Stored records:
════════════════════

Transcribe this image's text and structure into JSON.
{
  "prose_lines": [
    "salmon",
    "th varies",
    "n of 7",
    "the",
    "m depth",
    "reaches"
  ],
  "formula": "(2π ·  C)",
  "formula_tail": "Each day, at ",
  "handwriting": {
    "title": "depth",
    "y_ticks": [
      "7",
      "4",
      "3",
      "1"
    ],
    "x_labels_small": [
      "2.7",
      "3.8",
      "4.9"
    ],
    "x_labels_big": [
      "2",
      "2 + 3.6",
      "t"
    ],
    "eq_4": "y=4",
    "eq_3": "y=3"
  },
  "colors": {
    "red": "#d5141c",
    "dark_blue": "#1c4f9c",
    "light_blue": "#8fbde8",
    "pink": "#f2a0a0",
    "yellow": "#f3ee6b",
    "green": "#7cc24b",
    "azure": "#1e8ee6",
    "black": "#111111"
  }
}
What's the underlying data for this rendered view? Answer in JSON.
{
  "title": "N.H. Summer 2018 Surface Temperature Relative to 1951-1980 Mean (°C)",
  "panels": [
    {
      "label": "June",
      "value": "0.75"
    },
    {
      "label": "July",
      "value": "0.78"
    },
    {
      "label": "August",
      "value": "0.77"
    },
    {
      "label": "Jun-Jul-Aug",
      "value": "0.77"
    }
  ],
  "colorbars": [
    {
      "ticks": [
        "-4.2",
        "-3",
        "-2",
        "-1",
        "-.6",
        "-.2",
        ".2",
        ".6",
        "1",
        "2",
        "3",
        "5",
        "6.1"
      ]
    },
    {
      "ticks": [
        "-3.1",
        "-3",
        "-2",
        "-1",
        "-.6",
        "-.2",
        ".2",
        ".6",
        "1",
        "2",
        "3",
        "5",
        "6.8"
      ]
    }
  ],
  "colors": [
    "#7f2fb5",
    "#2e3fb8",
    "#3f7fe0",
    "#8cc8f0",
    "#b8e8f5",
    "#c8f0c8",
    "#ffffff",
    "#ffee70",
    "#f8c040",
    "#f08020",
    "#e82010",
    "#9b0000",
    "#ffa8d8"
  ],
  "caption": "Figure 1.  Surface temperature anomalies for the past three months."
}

════════════════════

- **DIRECTIONS**:
Set out exactly the run of lines that begins at the line holding "What's the underlying" and ends at the last line of the data.

- **COMPLETE RESPONSE**:
What's the underlying data for this rendered view? Answer in JSON.
{
  "title": "N.H. Summer 2018 Surface Temperature Relative to 1951-1980 Mean (°C)",
  "panels": [
    {
      "label": "June",
      "value": "0.75"
    },
    {
      "label": "July",
      "value": "0.78"
    },
    {
      "label": "August",
      "value": "0.77"
    },
    {
      "label": "Jun-Jul-Aug",
      "value": "0.77"
    }
  ],
  "colorbars": [
    {
      "ticks": [
        "-4.2",
        "-3",
        "-2",
        "-1",
        "-.6",
        "-.2",
        ".2",
        ".6",
        "1",
        "2",
        "3",
        "5",
        "6.1"
      ]
    },
    {
      "ticks": [
        "-3.1",
        "-3",
        "-2",
        "-1",
        "-.6",
        "-.2",
        ".2",
        ".6",
        "1",
        "2",
        "3",
        "5",
        "6.8"
      ]
    }
  ],
  "colors": [
    "#7f2fb5",
    "#2e3fb8",
    "#3f7fe0",
    "#8cc8f0",
    "#b8e8f5",
    "#c8f0c8",
    "#ffffff",
    "#ffee70",
    "#f8c040",
    "#f08020",
    "#e82010",
    "#9b0000",
    "#ffa8d8"
  ],
  "caption": "Figure 1.  Surface temperature anomalies for the past three months."
}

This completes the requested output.